What the exercise asks ::
Scan the lines below for the string "JSON" and report how many lines contain it, giving only the number.

Source data ::
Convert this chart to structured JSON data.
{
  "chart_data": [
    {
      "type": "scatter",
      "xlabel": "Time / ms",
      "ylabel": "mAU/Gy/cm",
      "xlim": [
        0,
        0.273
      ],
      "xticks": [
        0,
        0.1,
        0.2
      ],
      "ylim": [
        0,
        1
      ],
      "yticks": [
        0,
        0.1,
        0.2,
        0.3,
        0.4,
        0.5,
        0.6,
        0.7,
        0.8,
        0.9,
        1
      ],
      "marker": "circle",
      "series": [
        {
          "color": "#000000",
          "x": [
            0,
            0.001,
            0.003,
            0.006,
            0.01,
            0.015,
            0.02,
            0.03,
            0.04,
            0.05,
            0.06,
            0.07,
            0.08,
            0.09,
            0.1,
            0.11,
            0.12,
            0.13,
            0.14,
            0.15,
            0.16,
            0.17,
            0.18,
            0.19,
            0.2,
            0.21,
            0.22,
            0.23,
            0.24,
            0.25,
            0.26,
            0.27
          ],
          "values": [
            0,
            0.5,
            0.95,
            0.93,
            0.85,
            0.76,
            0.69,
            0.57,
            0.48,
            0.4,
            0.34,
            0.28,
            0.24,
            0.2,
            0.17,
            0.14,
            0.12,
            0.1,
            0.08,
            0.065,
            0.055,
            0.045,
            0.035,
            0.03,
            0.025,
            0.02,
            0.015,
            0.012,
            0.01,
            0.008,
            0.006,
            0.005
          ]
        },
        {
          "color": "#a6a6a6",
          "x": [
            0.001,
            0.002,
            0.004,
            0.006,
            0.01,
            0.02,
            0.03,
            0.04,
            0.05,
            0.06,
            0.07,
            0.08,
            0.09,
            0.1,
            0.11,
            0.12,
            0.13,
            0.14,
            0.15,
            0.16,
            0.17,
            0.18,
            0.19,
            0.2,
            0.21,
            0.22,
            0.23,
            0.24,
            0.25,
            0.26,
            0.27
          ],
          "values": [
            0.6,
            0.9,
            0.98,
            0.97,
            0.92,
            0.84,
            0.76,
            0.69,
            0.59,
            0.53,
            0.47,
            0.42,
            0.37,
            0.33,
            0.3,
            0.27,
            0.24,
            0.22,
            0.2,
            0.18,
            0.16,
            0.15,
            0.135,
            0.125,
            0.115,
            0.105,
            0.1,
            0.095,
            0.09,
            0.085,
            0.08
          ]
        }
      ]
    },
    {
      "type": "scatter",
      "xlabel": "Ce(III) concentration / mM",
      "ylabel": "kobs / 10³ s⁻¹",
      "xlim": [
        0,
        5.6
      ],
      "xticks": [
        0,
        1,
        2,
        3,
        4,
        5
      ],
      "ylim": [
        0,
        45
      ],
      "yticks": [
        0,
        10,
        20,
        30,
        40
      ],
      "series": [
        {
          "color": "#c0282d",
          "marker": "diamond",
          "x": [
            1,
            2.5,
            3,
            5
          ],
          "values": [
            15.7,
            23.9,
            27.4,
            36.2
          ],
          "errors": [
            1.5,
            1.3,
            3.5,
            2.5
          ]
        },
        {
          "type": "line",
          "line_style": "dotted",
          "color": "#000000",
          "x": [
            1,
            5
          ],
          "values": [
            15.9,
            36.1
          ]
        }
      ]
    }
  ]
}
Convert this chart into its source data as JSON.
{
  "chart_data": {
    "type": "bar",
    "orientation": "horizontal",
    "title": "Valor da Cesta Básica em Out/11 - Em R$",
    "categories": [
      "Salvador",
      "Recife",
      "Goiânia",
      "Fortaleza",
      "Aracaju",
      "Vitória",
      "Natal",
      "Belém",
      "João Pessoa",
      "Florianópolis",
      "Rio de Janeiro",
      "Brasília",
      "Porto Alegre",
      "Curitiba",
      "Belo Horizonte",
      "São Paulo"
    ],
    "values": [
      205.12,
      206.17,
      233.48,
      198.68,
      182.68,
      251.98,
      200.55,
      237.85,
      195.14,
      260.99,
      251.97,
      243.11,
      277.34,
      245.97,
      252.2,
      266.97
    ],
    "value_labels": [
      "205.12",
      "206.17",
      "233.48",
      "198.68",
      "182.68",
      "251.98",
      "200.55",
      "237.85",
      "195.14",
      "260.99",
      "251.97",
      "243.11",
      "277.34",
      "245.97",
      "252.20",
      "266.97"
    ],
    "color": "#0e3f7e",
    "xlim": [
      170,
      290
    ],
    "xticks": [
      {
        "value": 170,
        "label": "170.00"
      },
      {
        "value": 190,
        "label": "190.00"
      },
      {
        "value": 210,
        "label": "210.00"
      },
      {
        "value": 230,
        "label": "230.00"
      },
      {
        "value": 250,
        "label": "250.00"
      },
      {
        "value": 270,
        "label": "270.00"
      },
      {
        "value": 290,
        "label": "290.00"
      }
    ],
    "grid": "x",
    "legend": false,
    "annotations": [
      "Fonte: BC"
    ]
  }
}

Exercise result ::
2